Restate the full listing word for word and leave the pictures out.
--- start of Extracted records ---
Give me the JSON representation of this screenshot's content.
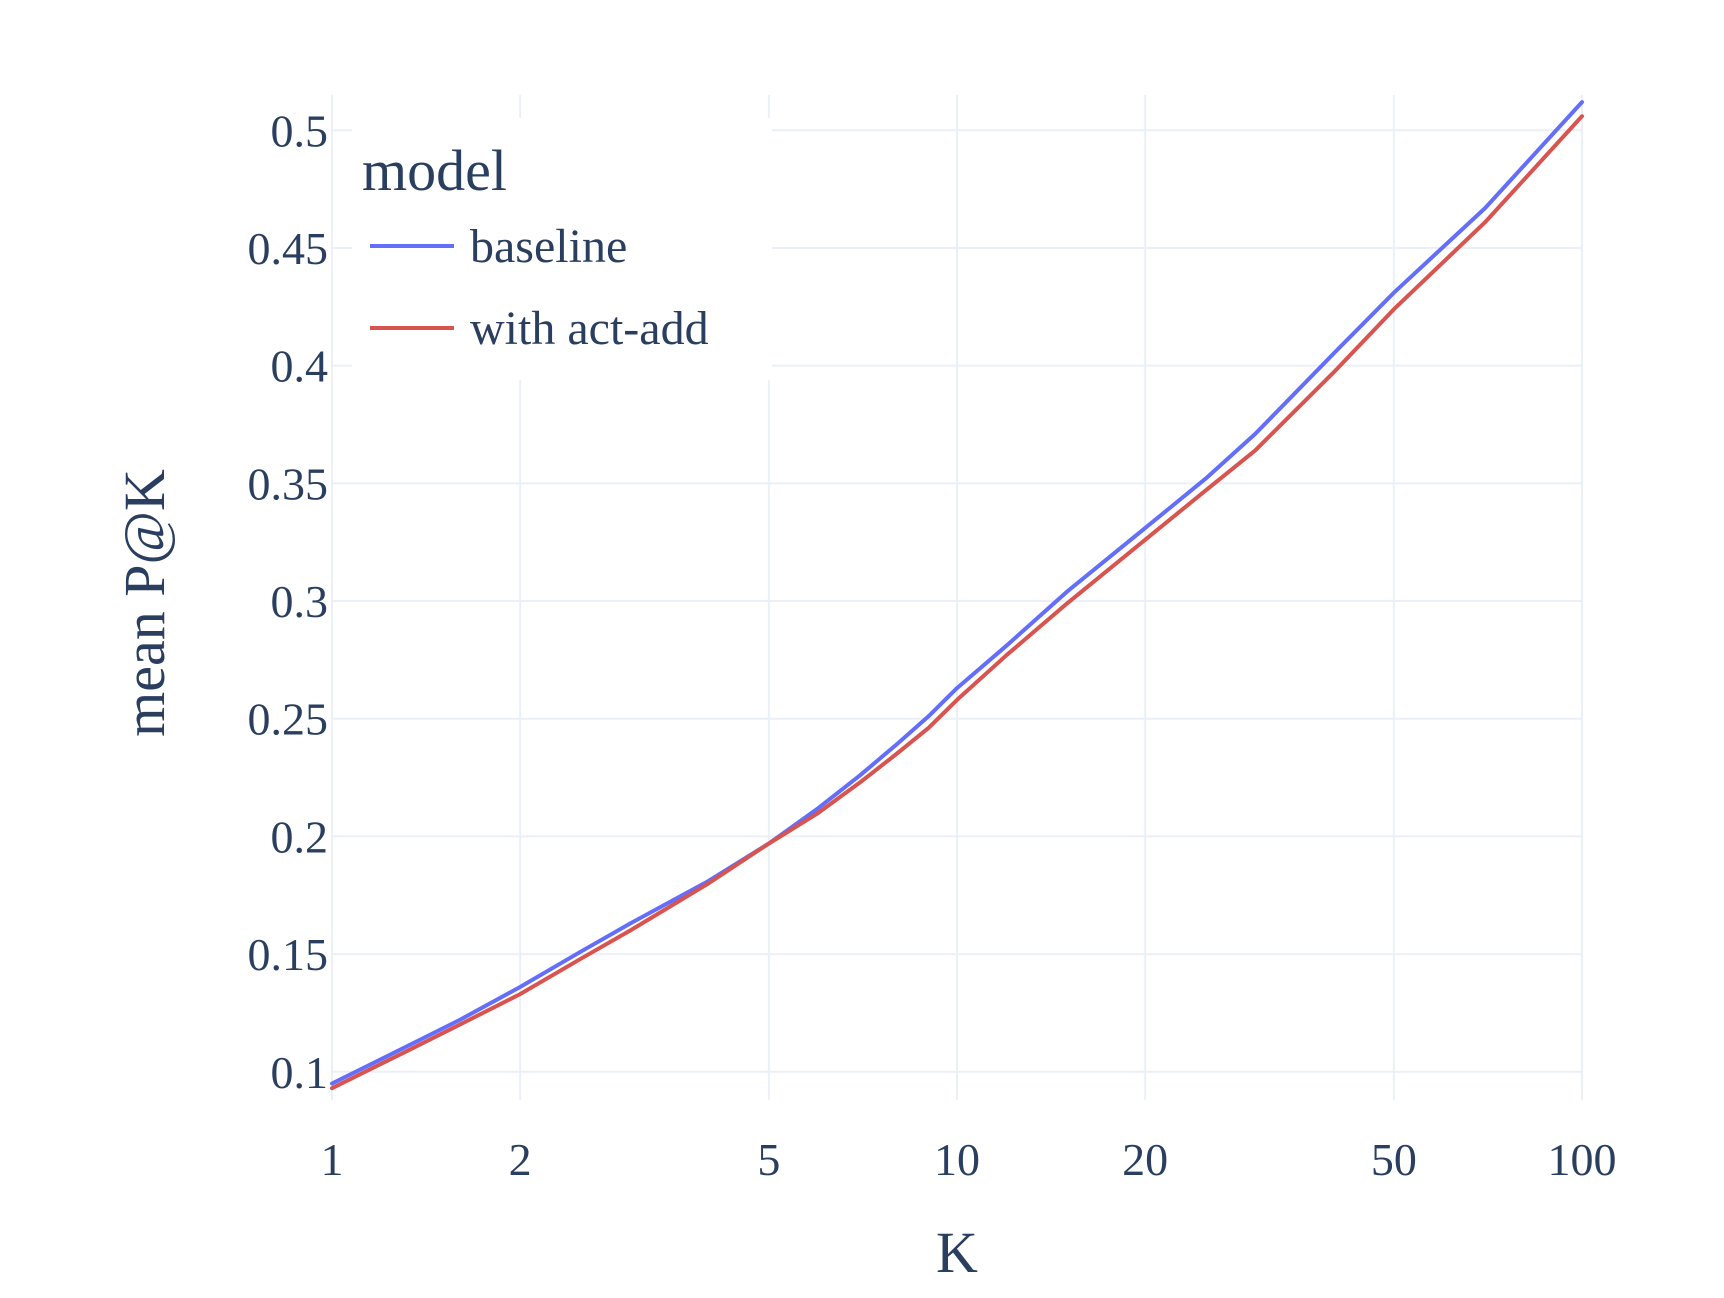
{
  "chart_data": {
    "type": "line",
    "xlabel": "K",
    "ylabel": "mean P@K",
    "x_scale": "log",
    "xlim": [
      1,
      100
    ],
    "ylim": [
      0.088,
      0.515
    ],
    "x_ticks": [
      1,
      2,
      5,
      10,
      20,
      50,
      100
    ],
    "x_tick_labels": [
      "1",
      "2",
      "5",
      "10",
      "20",
      "50",
      "100"
    ],
    "y_ticks": [
      0.1,
      0.15,
      0.2,
      0.25,
      0.3,
      0.35,
      0.4,
      0.45,
      0.5
    ],
    "y_tick_labels": [
      "0.1",
      "0.15",
      "0.2",
      "0.25",
      "0.3",
      "0.35",
      "0.4",
      "0.45",
      "0.5"
    ],
    "grid": true,
    "legend": {
      "title": "model",
      "placement": "top-left"
    },
    "series": [
      {
        "name": "baseline",
        "color": "#636efa",
        "x": [
          1,
          1.3,
          1.6,
          2,
          2.5,
          3,
          4,
          5,
          6,
          7,
          8,
          9,
          10,
          12,
          15,
          20,
          25,
          30,
          40,
          50,
          70,
          100
        ],
        "y": [
          0.095,
          0.11,
          0.122,
          0.136,
          0.151,
          0.163,
          0.181,
          0.197,
          0.212,
          0.226,
          0.239,
          0.251,
          0.263,
          0.281,
          0.304,
          0.331,
          0.352,
          0.371,
          0.405,
          0.431,
          0.467,
          0.512
        ]
      },
      {
        "name": "with act-add",
        "color": "#d9534f",
        "x": [
          1,
          1.3,
          1.6,
          2,
          2.5,
          3,
          4,
          5,
          6,
          7,
          8,
          9,
          10,
          12,
          15,
          20,
          25,
          30,
          40,
          50,
          70,
          100
        ],
        "y": [
          0.093,
          0.108,
          0.12,
          0.133,
          0.148,
          0.16,
          0.18,
          0.197,
          0.21,
          0.223,
          0.235,
          0.246,
          0.258,
          0.277,
          0.299,
          0.326,
          0.347,
          0.364,
          0.397,
          0.424,
          0.461,
          0.506
        ]
      }
    ]
  }
}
--- end of Extracted records ---
▶ Task result:
Give me the JSON representation of this screenshot's content.
{
  "chart_data": {
    "type": "line",
    "xlabel": "K",
    "ylabel": "mean P@K",
    "x_scale": "log",
    "xlim": [
      1,
      100
    ],
    "ylim": [
      0.088,
      0.515
    ],
    "x_ticks": [
      1,
      2,
      5,
      10,
      20,
      50,
      100
    ],
    "x_tick_labels": [
      "1",
      "2",
      "5",
      "10",
      "20",
      "50",
      "100"
    ],
    "y_ticks": [
      0.1,
      0.15,
      0.2,
      0.25,
      0.3,
      0.35,
      0.4,
      0.45,
      0.5
    ],
    "y_tick_labels": [
      "0.1",
      "0.15",
      "0.2",
      "0.25",
      "0.3",
      "0.35",
      "0.4",
      "0.45",
      "0.5"
    ],
    "grid": true,
    "legend": {
      "title": "model",
      "placement": "top-left"
    },
    "series": [
      {
        "name": "baseline",
        "color": "#636efa",
        "x": [
          1,
          1.3,
          1.6,
          2,
          2.5,
          3,
          4,
          5,
          6,
          7,
          8,
          9,
          10,
          12,
          15,
          20,
          25,
          30,
          40,
          50,
          70,
          100
        ],
        "y": [
          0.095,
          0.11,
          0.122,
          0.136,
          0.151,
          0.163,
          0.181,
          0.197,
          0.212,
          0.226,
          0.239,
          0.251,
          0.263,
          0.281,
          0.304,
          0.331,
          0.352,
          0.371,
          0.405,
          0.431,
          0.467,
          0.512
        ]
      },
      {
        "name": "with act-add",
        "color": "#d9534f",
        "x": [
          1,
          1.3,
          1.6,
          2,
          2.5,
          3,
          4,
          5,
          6,
          7,
          8,
          9,
          10,
          12,
          15,
          20,
          25,
          30,
          40,
          50,
          70,
          100
        ],
        "y": [
          0.093,
          0.108,
          0.12,
          0.133,
          0.148,
          0.16,
          0.18,
          0.197,
          0.21,
          0.223,
          0.235,
          0.246,
          0.258,
          0.277,
          0.299,
          0.326,
          0.347,
          0.364,
          0.397,
          0.424,
          0.461,
          0.506
        ]
      }
    ]
  }
}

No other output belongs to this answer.